-- begin Record set --
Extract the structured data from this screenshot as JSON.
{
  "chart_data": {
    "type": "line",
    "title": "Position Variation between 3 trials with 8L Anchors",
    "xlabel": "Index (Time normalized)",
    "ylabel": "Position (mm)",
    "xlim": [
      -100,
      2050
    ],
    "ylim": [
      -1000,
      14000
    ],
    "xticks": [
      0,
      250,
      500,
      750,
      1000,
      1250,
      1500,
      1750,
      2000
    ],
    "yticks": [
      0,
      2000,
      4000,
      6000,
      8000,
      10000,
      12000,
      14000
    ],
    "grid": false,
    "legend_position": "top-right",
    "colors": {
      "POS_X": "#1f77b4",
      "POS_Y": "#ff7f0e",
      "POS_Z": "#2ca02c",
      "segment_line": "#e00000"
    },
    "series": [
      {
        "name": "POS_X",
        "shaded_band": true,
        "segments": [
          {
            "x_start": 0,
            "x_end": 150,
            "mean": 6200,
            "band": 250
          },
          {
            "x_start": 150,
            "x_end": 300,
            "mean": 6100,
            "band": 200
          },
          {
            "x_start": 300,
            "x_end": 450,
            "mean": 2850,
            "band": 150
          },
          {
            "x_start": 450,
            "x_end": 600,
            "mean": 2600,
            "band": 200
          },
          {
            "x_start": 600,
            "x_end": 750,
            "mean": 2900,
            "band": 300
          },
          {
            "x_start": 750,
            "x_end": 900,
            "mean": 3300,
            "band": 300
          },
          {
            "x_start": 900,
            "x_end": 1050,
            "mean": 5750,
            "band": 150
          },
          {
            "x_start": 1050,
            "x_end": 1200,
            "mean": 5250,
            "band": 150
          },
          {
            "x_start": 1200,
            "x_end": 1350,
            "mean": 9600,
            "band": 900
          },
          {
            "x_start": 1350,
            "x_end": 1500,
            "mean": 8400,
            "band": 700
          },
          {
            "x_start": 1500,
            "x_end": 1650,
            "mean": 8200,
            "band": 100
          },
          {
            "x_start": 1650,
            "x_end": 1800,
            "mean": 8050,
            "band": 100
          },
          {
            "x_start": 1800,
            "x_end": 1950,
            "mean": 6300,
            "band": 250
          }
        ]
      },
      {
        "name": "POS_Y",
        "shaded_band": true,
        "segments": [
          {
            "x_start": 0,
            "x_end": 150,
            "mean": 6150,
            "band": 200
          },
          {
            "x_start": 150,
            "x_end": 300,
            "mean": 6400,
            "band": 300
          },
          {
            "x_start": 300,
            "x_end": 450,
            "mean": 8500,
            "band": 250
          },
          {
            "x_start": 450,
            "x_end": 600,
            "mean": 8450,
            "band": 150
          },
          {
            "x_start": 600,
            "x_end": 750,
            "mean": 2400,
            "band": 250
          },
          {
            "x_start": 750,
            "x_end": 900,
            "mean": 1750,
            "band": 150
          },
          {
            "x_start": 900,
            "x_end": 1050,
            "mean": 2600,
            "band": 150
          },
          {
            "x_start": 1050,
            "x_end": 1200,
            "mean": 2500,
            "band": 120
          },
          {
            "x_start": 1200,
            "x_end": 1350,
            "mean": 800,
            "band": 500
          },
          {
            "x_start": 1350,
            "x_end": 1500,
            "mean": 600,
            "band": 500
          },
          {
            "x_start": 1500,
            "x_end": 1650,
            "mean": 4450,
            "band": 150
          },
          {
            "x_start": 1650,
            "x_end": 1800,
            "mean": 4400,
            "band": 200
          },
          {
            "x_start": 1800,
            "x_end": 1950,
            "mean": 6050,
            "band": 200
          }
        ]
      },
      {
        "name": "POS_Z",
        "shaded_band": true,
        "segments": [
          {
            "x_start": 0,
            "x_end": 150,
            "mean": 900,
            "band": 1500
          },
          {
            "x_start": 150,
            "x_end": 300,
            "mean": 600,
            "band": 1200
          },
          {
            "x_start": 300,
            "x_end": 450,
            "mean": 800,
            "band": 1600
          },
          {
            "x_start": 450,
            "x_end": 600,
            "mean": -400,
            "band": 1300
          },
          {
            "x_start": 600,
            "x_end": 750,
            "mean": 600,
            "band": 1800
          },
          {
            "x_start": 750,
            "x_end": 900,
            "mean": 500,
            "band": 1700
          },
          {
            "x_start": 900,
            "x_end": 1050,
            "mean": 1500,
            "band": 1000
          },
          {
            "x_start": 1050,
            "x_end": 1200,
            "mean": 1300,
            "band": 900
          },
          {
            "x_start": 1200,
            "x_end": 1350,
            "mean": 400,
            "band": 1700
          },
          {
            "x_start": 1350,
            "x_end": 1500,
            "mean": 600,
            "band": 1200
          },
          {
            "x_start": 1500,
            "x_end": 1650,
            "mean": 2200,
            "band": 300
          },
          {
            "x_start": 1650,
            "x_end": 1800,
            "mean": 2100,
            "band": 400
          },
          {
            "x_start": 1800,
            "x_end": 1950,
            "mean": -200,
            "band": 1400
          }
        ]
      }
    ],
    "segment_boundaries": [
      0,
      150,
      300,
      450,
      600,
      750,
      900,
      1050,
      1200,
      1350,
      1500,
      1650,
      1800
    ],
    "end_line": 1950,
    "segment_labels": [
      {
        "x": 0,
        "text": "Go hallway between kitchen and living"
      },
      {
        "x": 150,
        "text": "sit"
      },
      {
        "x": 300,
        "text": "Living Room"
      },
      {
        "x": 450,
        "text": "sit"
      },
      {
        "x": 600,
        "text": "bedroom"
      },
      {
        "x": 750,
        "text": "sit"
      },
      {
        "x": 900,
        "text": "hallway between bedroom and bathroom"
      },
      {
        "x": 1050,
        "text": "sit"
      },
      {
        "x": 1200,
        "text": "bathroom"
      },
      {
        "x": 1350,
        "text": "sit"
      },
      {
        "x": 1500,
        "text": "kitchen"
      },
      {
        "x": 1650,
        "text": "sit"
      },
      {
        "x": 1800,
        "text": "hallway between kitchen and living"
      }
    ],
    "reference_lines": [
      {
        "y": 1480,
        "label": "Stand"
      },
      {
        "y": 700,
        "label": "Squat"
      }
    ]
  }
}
-- end Record set --
-- begin Record set --
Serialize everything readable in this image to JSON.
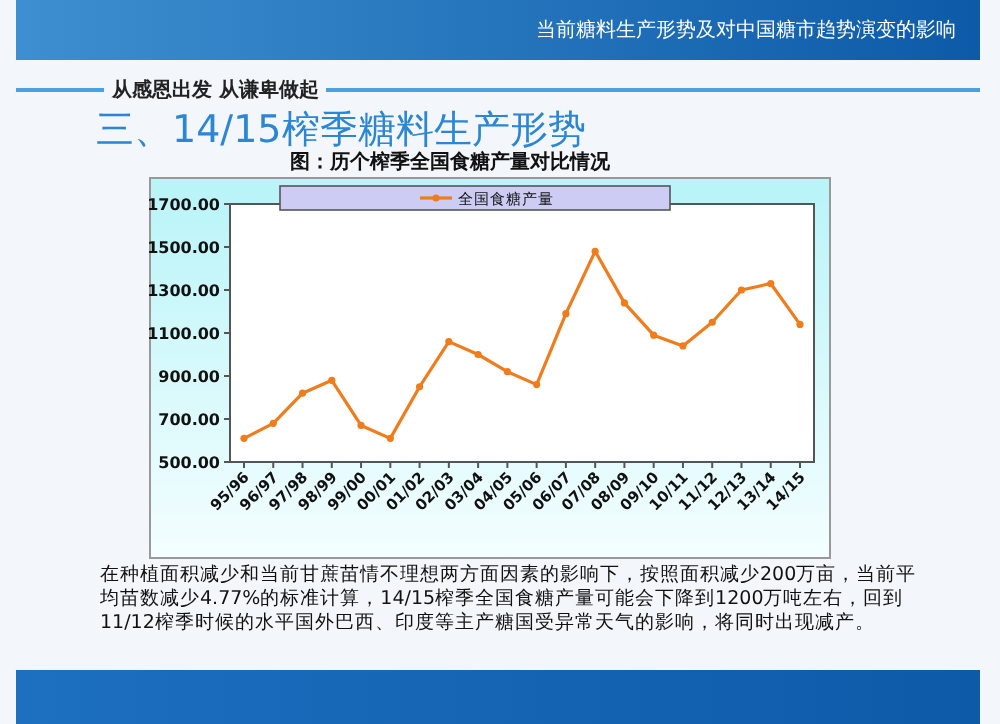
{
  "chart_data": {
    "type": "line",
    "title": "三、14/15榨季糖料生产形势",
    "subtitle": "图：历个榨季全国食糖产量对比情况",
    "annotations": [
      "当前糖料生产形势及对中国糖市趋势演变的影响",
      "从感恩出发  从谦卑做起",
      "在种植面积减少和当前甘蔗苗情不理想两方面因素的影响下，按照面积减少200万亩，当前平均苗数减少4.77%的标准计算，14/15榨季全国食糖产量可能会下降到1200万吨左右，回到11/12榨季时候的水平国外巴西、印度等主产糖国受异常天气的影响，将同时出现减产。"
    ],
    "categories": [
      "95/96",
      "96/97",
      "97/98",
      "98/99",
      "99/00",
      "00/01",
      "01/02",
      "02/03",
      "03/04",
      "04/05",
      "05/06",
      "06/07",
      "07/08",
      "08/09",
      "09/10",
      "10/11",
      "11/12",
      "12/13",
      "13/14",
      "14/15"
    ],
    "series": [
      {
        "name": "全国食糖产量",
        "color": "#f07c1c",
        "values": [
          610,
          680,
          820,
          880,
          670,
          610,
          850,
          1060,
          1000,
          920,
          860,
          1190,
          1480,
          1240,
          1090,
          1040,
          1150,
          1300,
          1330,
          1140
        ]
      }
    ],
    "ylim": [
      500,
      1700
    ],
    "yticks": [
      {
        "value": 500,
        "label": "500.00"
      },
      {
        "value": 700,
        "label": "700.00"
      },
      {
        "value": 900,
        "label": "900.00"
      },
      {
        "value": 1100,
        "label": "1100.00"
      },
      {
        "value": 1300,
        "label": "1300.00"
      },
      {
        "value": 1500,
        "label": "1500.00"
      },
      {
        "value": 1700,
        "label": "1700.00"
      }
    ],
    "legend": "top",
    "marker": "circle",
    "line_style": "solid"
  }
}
-- end Record set --
# Goal
Search the data for "bathroom". Copy every matching line.

# Answer to the task
        "text": "hallway between bedroom and bathroom"
        "text": "bathroom"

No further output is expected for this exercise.